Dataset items
--
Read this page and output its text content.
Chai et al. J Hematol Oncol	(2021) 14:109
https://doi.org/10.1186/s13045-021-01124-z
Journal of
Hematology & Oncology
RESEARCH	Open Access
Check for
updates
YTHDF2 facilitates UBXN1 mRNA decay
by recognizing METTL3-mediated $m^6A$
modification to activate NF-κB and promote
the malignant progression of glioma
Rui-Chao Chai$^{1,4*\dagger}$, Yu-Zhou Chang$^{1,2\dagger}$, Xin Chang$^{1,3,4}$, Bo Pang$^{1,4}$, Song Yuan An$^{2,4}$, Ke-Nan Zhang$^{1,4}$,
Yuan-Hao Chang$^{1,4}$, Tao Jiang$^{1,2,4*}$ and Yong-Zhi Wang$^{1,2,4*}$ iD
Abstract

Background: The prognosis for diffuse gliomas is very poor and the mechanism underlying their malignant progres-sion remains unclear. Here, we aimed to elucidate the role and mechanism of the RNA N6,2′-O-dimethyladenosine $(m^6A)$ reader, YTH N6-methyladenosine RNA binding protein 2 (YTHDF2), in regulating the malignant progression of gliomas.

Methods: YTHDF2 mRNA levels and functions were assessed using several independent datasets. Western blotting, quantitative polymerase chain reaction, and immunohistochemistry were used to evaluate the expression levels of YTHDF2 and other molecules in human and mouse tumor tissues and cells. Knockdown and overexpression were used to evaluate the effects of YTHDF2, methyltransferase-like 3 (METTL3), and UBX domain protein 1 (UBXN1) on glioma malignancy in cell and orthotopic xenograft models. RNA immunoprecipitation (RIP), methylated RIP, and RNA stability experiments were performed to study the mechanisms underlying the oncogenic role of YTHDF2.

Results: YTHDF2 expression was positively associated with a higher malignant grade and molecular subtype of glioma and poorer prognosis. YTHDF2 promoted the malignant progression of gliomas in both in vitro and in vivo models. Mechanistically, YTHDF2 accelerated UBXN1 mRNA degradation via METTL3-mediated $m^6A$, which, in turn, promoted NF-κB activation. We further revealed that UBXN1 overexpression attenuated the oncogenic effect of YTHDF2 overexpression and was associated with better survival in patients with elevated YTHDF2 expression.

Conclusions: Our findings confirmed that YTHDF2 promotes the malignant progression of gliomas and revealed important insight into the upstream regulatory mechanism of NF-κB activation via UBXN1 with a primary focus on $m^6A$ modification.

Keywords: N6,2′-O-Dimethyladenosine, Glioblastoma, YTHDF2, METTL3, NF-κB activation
--
**TO DO**
Produce the entries above once more, identical in every detail.

**RESPONSE TO THIS TASK**
Read this page and output its text content.
Chai et al. J Hematol Oncol	(2021) 14:109
https://doi.org/10.1186/s13045-021-01124-z
Journal of
Hematology & Oncology
RESEARCH	Open Access
Check for
updates
YTHDF2 facilitates UBXN1 mRNA decay
by recognizing METTL3-mediated $m^6A$
modification to activate NF-κB and promote
the malignant progression of glioma
Rui-Chao Chai$^{1,4*\dagger}$, Yu-Zhou Chang$^{1,2\dagger}$, Xin Chang$^{1,3,4}$, Bo Pang$^{1,4}$, Song Yuan An$^{2,4}$, Ke-Nan Zhang$^{1,4}$,
Yuan-Hao Chang$^{1,4}$, Tao Jiang$^{1,2,4*}$ and Yong-Zhi Wang$^{1,2,4*}$ iD
Abstract

Background: The prognosis for diffuse gliomas is very poor and the mechanism underlying their malignant progres-sion remains unclear. Here, we aimed to elucidate the role and mechanism of the RNA N6,2′-O-dimethyladenosine $(m^6A)$ reader, YTH N6-methyladenosine RNA binding protein 2 (YTHDF2), in regulating the malignant progression of gliomas.

Methods: YTHDF2 mRNA levels and functions were assessed using several independent datasets. Western blotting, quantitative polymerase chain reaction, and immunohistochemistry were used to evaluate the expression levels of YTHDF2 and other molecules in human and mouse tumor tissues and cells. Knockdown and overexpression were used to evaluate the effects of YTHDF2, methyltransferase-like 3 (METTL3), and UBX domain protein 1 (UBXN1) on glioma malignancy in cell and orthotopic xenograft models. RNA immunoprecipitation (RIP), methylated RIP, and RNA stability experiments were performed to study the mechanisms underlying the oncogenic role of YTHDF2.

Results: YTHDF2 expression was positively associated with a higher malignant grade and molecular subtype of glioma and poorer prognosis. YTHDF2 promoted the malignant progression of gliomas in both in vitro and in vivo models. Mechanistically, YTHDF2 accelerated UBXN1 mRNA degradation via METTL3-mediated $m^6A$, which, in turn, promoted NF-κB activation. We further revealed that UBXN1 overexpression attenuated the oncogenic effect of YTHDF2 overexpression and was associated with better survival in patients with elevated YTHDF2 expression.

Conclusions: Our findings confirmed that YTHDF2 promotes the malignant progression of gliomas and revealed important insight into the upstream regulatory mechanism of NF-κB activation via UBXN1 with a primary focus on $m^6A$ modification.

Keywords: N6,2′-O-Dimethyladenosine, Glioblastoma, YTHDF2, METTL3, NF-κB activation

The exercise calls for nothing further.